━━━ Rows

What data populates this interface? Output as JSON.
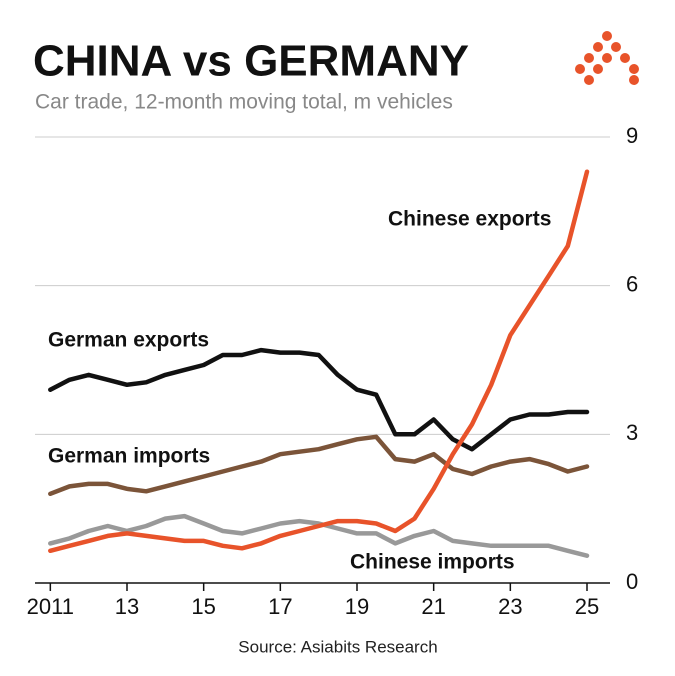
{
  "chart_data": {
    "type": "line",
    "title": "CHINA vs GERMANY",
    "subtitle": "Car trade, 12-month moving total, m vehicles",
    "source": "Source: Asiabits Research",
    "x": [
      2011,
      2011.5,
      2012,
      2012.5,
      2013,
      2013.5,
      2014,
      2014.5,
      2015,
      2015.5,
      2016,
      2016.5,
      2017,
      2017.5,
      2018,
      2018.5,
      2019,
      2019.5,
      2020,
      2020.5,
      2021,
      2021.5,
      2022,
      2022.5,
      2023,
      2023.5,
      2024,
      2024.5,
      2025
    ],
    "series": [
      {
        "name": "Chinese exports",
        "color": "#e8532a",
        "values": [
          0.65,
          0.75,
          0.85,
          0.95,
          1.0,
          0.95,
          0.9,
          0.85,
          0.85,
          0.75,
          0.7,
          0.8,
          0.95,
          1.05,
          1.15,
          1.25,
          1.25,
          1.2,
          1.05,
          1.3,
          1.9,
          2.6,
          3.2,
          4.0,
          5.0,
          5.6,
          6.2,
          6.8,
          8.3
        ]
      },
      {
        "name": "German exports",
        "color": "#111111",
        "values": [
          3.9,
          4.1,
          4.2,
          4.1,
          4.0,
          4.05,
          4.2,
          4.3,
          4.4,
          4.6,
          4.6,
          4.7,
          4.65,
          4.65,
          4.6,
          4.2,
          3.9,
          3.8,
          3.0,
          3.0,
          3.3,
          2.9,
          2.7,
          3.0,
          3.3,
          3.4,
          3.4,
          3.45,
          3.45
        ]
      },
      {
        "name": "German imports",
        "color": "#7b5439",
        "values": [
          1.8,
          1.95,
          2.0,
          2.0,
          1.9,
          1.85,
          1.95,
          2.05,
          2.15,
          2.25,
          2.35,
          2.45,
          2.6,
          2.65,
          2.7,
          2.8,
          2.9,
          2.95,
          2.5,
          2.45,
          2.6,
          2.3,
          2.2,
          2.35,
          2.45,
          2.5,
          2.4,
          2.25,
          2.35
        ]
      },
      {
        "name": "Chinese imports",
        "color": "#999999",
        "values": [
          0.8,
          0.9,
          1.05,
          1.15,
          1.05,
          1.15,
          1.3,
          1.35,
          1.2,
          1.05,
          1.0,
          1.1,
          1.2,
          1.25,
          1.2,
          1.1,
          1.0,
          1.0,
          0.8,
          0.95,
          1.05,
          0.85,
          0.8,
          0.75,
          0.75,
          0.75,
          0.75,
          0.65,
          0.55
        ]
      }
    ],
    "xlim": [
      2010.6,
      2025.6
    ],
    "xticks": [
      2011,
      {
        "value": 2013,
        "label": "13"
      },
      {
        "value": 2015,
        "label": "15"
      },
      {
        "value": 2017,
        "label": "17"
      },
      {
        "value": 2019,
        "label": "19"
      },
      {
        "value": 2021,
        "label": "21"
      },
      {
        "value": 2023,
        "label": "23"
      },
      {
        "value": 2025,
        "label": "25"
      }
    ],
    "ylim": [
      0,
      9
    ],
    "yticks": [
      0,
      3,
      6,
      9
    ],
    "grid": true
  }
}
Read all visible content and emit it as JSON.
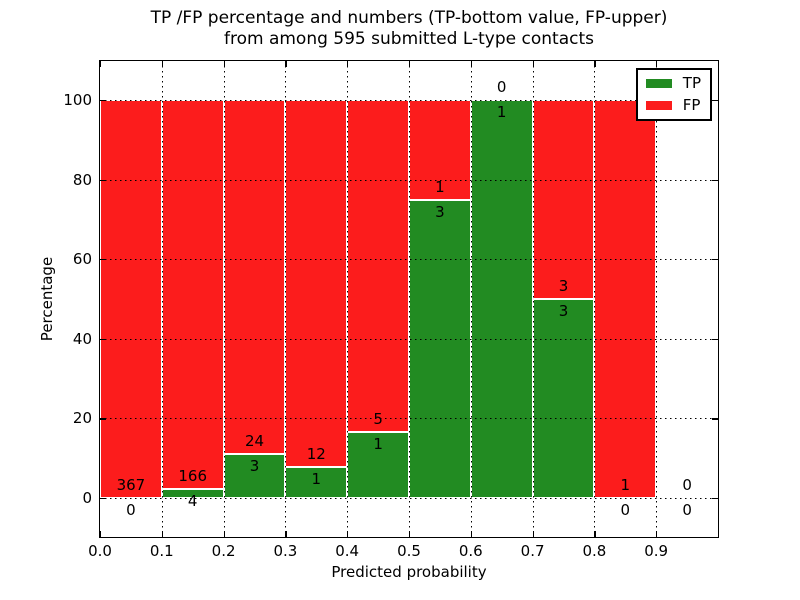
{
  "title": {
    "line1": "TP /FP percentage and numbers (TP-bottom value, FP-upper)",
    "line2": "from among 595 submitted L-type contacts"
  },
  "axes": {
    "xlabel": "Predicted probability",
    "ylabel": "Percentage"
  },
  "legend": [
    {
      "label": "TP",
      "color": "#228b22"
    },
    {
      "label": "FP",
      "color": "#fc1c1c"
    }
  ],
  "chart_data": {
    "type": "bar",
    "stacked": true,
    "units": "percent_of_bin",
    "title": "TP /FP percentage and numbers (TP-bottom value, FP-upper) from among 595 submitted L-type contacts",
    "xlabel": "Predicted probability",
    "ylabel": "Percentage",
    "total_contacts": 595,
    "bin_width": 0.1,
    "categories": [
      "0.0-0.1",
      "0.1-0.2",
      "0.2-0.3",
      "0.3-0.4",
      "0.4-0.5",
      "0.5-0.6",
      "0.6-0.7",
      "0.7-0.8",
      "0.8-0.9",
      "0.9-1.0"
    ],
    "series": [
      {
        "name": "TP",
        "color": "#228b22",
        "counts": [
          0,
          4,
          3,
          1,
          1,
          3,
          1,
          3,
          0,
          0
        ],
        "percent": [
          0,
          2.35,
          11.11,
          7.69,
          16.67,
          75.0,
          100.0,
          50.0,
          0,
          null
        ]
      },
      {
        "name": "FP",
        "color": "#fc1c1c",
        "counts": [
          367,
          166,
          24,
          12,
          5,
          1,
          0,
          3,
          1,
          0
        ],
        "percent": [
          100.0,
          97.65,
          88.89,
          92.31,
          83.33,
          25.0,
          0,
          50.0,
          100.0,
          null
        ]
      }
    ],
    "xlim": [
      0.0,
      1.0
    ],
    "ylim": [
      -10,
      110
    ],
    "grid": "dotted",
    "legend_position": "upper right",
    "xticks": {
      "values": [
        0.0,
        0.1,
        0.2,
        0.3,
        0.4,
        0.5,
        0.6,
        0.7,
        0.8,
        0.9
      ],
      "labels": [
        "0.0",
        "0.1",
        "0.2",
        "0.3",
        "0.4",
        "0.5",
        "0.6",
        "0.7",
        "0.8",
        "0.9"
      ]
    },
    "yticks": {
      "values": [
        0,
        20,
        40,
        60,
        80,
        100
      ],
      "labels": [
        "0",
        "20",
        "40",
        "60",
        "80",
        "100"
      ]
    }
  }
}
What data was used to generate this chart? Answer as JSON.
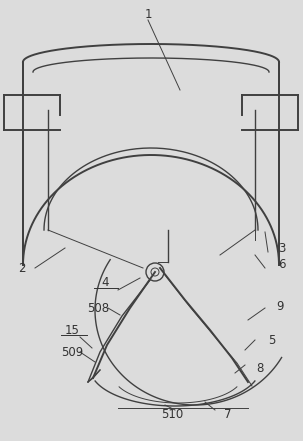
{
  "bg_color": "#dcdcdc",
  "line_color": "#404040",
  "label_color": "#333333",
  "fig_width": 3.03,
  "fig_height": 4.41,
  "dpi": 100
}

━━━━━━

Directive - Report every line containing the word "ylabel" from the listing above.

Response -
    "ylabel": "Percentage"
    "ylabel": "Percentage",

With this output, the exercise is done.